EXERCISE DESCRIPTION
Reproduce all lines of the listing below in which the word "Salinity" occurs.

=== STORED DATA ===

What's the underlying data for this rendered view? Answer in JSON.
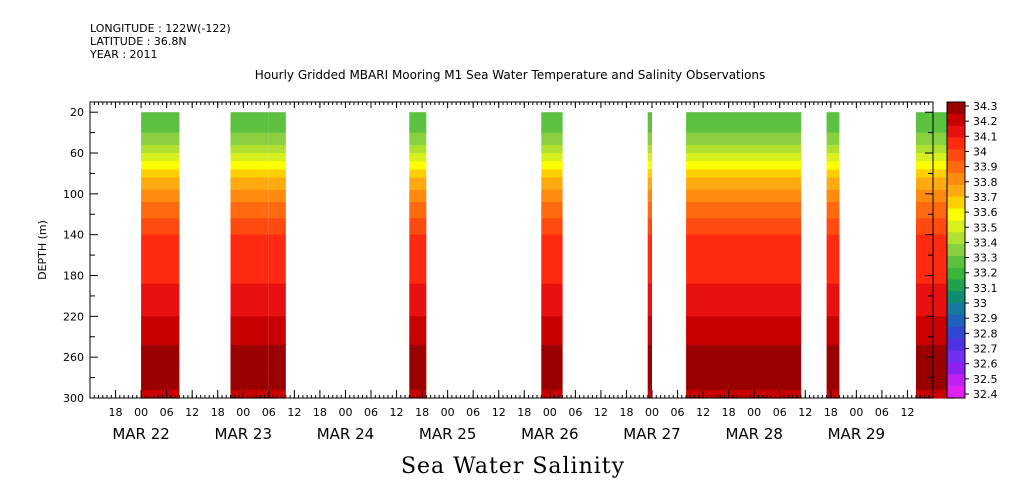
{
  "header": {
    "longitude": "LONGITUDE : 122W(-122)",
    "latitude": "LATITUDE : 36.8N",
    "year": "YEAR : 2011"
  },
  "chart_data": {
    "type": "heatmap",
    "title": "Hourly Gridded MBARI Mooring M1 Sea Water Temperature and Salinity Observations",
    "variable_label": "Sea Water Salinity",
    "ylabel": "DEPTH (m)",
    "ylim": [
      300,
      10
    ],
    "y_inverted": true,
    "yticks": [
      20,
      60,
      100,
      140,
      180,
      220,
      260,
      300
    ],
    "xlim": [
      "2011-03-21T12:00",
      "2011-03-29T18:00"
    ],
    "xticks_hours": [
      "18",
      "00",
      "06",
      "12",
      "18",
      "00",
      "06",
      "12",
      "18",
      "00",
      "06",
      "12",
      "18",
      "00",
      "06",
      "12",
      "18",
      "00",
      "06",
      "12",
      "18",
      "00",
      "06",
      "12",
      "18",
      "00",
      "06",
      "12",
      "18",
      "00",
      "06",
      "12"
    ],
    "x_date_labels": [
      "MAR 22",
      "MAR 23",
      "MAR 24",
      "MAR 25",
      "MAR 26",
      "MAR 27",
      "MAR 28",
      "MAR 29"
    ],
    "data_depth_range": [
      20,
      300
    ],
    "observation_periods": [
      {
        "start": "2011-03-22T00:00",
        "end": "2011-03-22T09:00"
      },
      {
        "start": "2011-03-22T21:00",
        "end": "2011-03-23T06:00"
      },
      {
        "start": "2011-03-23T06:00",
        "end": "2011-03-23T10:00"
      },
      {
        "start": "2011-03-24T15:00",
        "end": "2011-03-24T19:00"
      },
      {
        "start": "2011-03-25T22:00",
        "end": "2011-03-26T03:00"
      },
      {
        "start": "2011-03-26T23:00",
        "end": "2011-03-27T00:00"
      },
      {
        "start": "2011-03-27T08:00",
        "end": "2011-03-28T11:00"
      },
      {
        "start": "2011-03-28T17:00",
        "end": "2011-03-28T20:00"
      },
      {
        "start": "2011-03-29T14:00",
        "end": "2011-03-29T23:00"
      }
    ],
    "typical_profile": {
      "depths": [
        20,
        40,
        60,
        80,
        100,
        120,
        140,
        160,
        180,
        200,
        220,
        240,
        260,
        280,
        300
      ],
      "values": [
        33.25,
        33.3,
        33.45,
        33.65,
        33.8,
        33.9,
        34.0,
        34.05,
        34.05,
        34.1,
        34.15,
        34.2,
        34.25,
        34.25,
        34.2
      ]
    },
    "colorbar": {
      "levels": [
        "34.3",
        "34.2",
        "34.1",
        "34",
        "33.9",
        "33.8",
        "33.7",
        "33.6",
        "33.5",
        "33.4",
        "33.3",
        "33.2",
        "33.1",
        "33",
        "32.9",
        "32.8",
        "32.7",
        "32.6",
        "32.5",
        "32.4"
      ],
      "min": 32.4,
      "max": 34.3,
      "colors": [
        "#9a0000",
        "#c80000",
        "#e81010",
        "#ff2a10",
        "#ff4a10",
        "#ff6a10",
        "#ff8a10",
        "#ffaa10",
        "#ffd000",
        "#ffff00",
        "#d8f020",
        "#b0e030",
        "#88d040",
        "#5cc040",
        "#3cb43c",
        "#20a050",
        "#108c70",
        "#1878a0",
        "#2060c0",
        "#3048d0",
        "#5030e0",
        "#7030f0",
        "#9020f0",
        "#c020f0",
        "#e020f0"
      ]
    }
  }
}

===

SOLVED PROBLEM
    "title": "Hourly Gridded MBARI Mooring M1 Sea Water Temperature and Salinity Observations",
    "variable_label": "Sea Water Salinity",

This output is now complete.